• WRITTEN TASK: Your task is to copy every line of this material exactly.

• STORED ROWS:

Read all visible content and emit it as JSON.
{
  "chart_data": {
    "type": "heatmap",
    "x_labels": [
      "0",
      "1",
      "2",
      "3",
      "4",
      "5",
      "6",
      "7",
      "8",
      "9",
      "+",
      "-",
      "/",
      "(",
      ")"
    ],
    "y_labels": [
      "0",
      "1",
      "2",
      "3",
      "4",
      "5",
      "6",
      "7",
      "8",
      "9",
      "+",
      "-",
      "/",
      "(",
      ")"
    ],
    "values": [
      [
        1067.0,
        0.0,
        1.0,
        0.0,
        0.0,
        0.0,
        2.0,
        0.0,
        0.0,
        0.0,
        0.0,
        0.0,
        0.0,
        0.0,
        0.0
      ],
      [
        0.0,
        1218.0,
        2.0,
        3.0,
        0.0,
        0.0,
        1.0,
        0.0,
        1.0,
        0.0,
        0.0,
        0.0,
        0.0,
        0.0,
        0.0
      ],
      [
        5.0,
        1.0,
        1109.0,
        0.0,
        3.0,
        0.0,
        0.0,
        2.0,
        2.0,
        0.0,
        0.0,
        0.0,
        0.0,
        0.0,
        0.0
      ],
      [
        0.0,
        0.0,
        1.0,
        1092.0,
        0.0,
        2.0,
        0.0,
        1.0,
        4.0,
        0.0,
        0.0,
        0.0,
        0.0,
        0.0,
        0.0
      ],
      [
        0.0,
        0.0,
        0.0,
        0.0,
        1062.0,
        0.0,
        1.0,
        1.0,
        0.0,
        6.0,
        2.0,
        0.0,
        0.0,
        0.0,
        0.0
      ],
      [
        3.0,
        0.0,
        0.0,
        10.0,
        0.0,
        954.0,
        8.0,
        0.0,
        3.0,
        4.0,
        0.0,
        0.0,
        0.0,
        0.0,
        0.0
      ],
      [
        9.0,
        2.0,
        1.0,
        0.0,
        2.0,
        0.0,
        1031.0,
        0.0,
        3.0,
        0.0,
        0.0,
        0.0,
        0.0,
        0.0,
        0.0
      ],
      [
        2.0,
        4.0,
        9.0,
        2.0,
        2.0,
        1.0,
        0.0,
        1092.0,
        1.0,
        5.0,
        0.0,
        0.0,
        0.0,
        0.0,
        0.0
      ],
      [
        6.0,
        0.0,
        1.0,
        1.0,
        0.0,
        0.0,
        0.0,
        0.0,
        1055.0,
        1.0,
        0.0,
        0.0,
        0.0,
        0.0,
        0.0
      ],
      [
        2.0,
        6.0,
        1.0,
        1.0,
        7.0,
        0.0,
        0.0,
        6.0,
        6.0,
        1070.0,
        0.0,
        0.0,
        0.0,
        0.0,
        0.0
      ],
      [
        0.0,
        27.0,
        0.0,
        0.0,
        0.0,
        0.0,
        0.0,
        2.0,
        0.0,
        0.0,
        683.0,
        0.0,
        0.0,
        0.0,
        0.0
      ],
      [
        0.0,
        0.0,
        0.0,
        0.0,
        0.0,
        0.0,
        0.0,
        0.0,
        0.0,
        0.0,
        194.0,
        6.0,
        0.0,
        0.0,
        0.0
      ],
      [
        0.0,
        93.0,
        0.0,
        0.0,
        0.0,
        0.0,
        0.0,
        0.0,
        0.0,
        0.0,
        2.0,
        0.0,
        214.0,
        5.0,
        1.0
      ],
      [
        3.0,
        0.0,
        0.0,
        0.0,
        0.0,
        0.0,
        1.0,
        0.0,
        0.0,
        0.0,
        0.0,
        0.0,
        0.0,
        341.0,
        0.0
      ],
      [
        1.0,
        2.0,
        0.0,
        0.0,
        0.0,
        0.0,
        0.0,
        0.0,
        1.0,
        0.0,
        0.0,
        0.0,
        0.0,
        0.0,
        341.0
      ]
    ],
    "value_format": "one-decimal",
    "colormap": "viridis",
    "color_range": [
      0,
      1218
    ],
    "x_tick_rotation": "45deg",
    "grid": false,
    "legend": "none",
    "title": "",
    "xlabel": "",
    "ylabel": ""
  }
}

• REPLY TO THE TASK:
Read all visible content and emit it as JSON.
{
  "chart_data": {
    "type": "heatmap",
    "x_labels": [
      "0",
      "1",
      "2",
      "3",
      "4",
      "5",
      "6",
      "7",
      "8",
      "9",
      "+",
      "-",
      "/",
      "(",
      ")"
    ],
    "y_labels": [
      "0",
      "1",
      "2",
      "3",
      "4",
      "5",
      "6",
      "7",
      "8",
      "9",
      "+",
      "-",
      "/",
      "(",
      ")"
    ],
    "values": [
      [
        1067.0,
        0.0,
        1.0,
        0.0,
        0.0,
        0.0,
        2.0,
        0.0,
        0.0,
        0.0,
        0.0,
        0.0,
        0.0,
        0.0,
        0.0
      ],
      [
        0.0,
        1218.0,
        2.0,
        3.0,
        0.0,
        0.0,
        1.0,
        0.0,
        1.0,
        0.0,
        0.0,
        0.0,
        0.0,
        0.0,
        0.0
      ],
      [
        5.0,
        1.0,
        1109.0,
        0.0,
        3.0,
        0.0,
        0.0,
        2.0,
        2.0,
        0.0,
        0.0,
        0.0,
        0.0,
        0.0,
        0.0
      ],
      [
        0.0,
        0.0,
        1.0,
        1092.0,
        0.0,
        2.0,
        0.0,
        1.0,
        4.0,
        0.0,
        0.0,
        0.0,
        0.0,
        0.0,
        0.0
      ],
      [
        0.0,
        0.0,
        0.0,
        0.0,
        1062.0,
        0.0,
        1.0,
        1.0,
        0.0,
        6.0,
        2.0,
        0.0,
        0.0,
        0.0,
        0.0
      ],
      [
        3.0,
        0.0,
        0.0,
        10.0,
        0.0,
        954.0,
        8.0,
        0.0,
        3.0,
        4.0,
        0.0,
        0.0,
        0.0,
        0.0,
        0.0
      ],
      [
        9.0,
        2.0,
        1.0,
        0.0,
        2.0,
        0.0,
        1031.0,
        0.0,
        3.0,
        0.0,
        0.0,
        0.0,
        0.0,
        0.0,
        0.0
      ],
      [
        2.0,
        4.0,
        9.0,
        2.0,
        2.0,
        1.0,
        0.0,
        1092.0,
        1.0,
        5.0,
        0.0,
        0.0,
        0.0,
        0.0,
        0.0
      ],
      [
        6.0,
        0.0,
        1.0,
        1.0,
        0.0,
        0.0,
        0.0,
        0.0,
        1055.0,
        1.0,
        0.0,
        0.0,
        0.0,
        0.0,
        0.0
      ],
      [
        2.0,
        6.0,
        1.0,
        1.0,
        7.0,
        0.0,
        0.0,
        6.0,
        6.0,
        1070.0,
        0.0,
        0.0,
        0.0,
        0.0,
        0.0
      ],
      [
        0.0,
        27.0,
        0.0,
        0.0,
        0.0,
        0.0,
        0.0,
        2.0,
        0.0,
        0.0,
        683.0,
        0.0,
        0.0,
        0.0,
        0.0
      ],
      [
        0.0,
        0.0,
        0.0,
        0.0,
        0.0,
        0.0,
        0.0,
        0.0,
        0.0,
        0.0,
        194.0,
        6.0,
        0.0,
        0.0,
        0.0
      ],
      [
        0.0,
        93.0,
        0.0,
        0.0,
        0.0,
        0.0,
        0.0,
        0.0,
        0.0,
        0.0,
        2.0,
        0.0,
        214.0,
        5.0,
        1.0
      ],
      [
        3.0,
        0.0,
        0.0,
        0.0,
        0.0,
        0.0,
        1.0,
        0.0,
        0.0,
        0.0,
        0.0,
        0.0,
        0.0,
        341.0,
        0.0
      ],
      [
        1.0,
        2.0,
        0.0,
        0.0,
        0.0,
        0.0,
        0.0,
        0.0,
        1.0,
        0.0,
        0.0,
        0.0,
        0.0,
        0.0,
        341.0
      ]
    ],
    "value_format": "one-decimal",
    "colormap": "viridis",
    "color_range": [
      0,
      1218
    ],
    "x_tick_rotation": "45deg",
    "grid": false,
    "legend": "none",
    "title": "",
    "xlabel": "",
    "ylabel": ""
  }
}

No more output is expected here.